[start]
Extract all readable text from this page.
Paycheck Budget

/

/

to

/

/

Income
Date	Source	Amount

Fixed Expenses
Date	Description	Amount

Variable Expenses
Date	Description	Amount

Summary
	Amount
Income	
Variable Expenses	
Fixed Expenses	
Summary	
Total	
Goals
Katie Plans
[end]
→ **Task prompt**: Repeat the data verbatim.

→ **Right answer**:
Extract all readable text from this page.
Paycheck Budget

/

/

to

/

/

Income
Date	Source	Amount

Fixed Expenses
Date	Description	Amount

Variable Expenses
Date	Description	Amount

Summary
	Amount
Income	
Variable Expenses	
Fixed Expenses	
Summary	
Total	
Goals
Katie Plans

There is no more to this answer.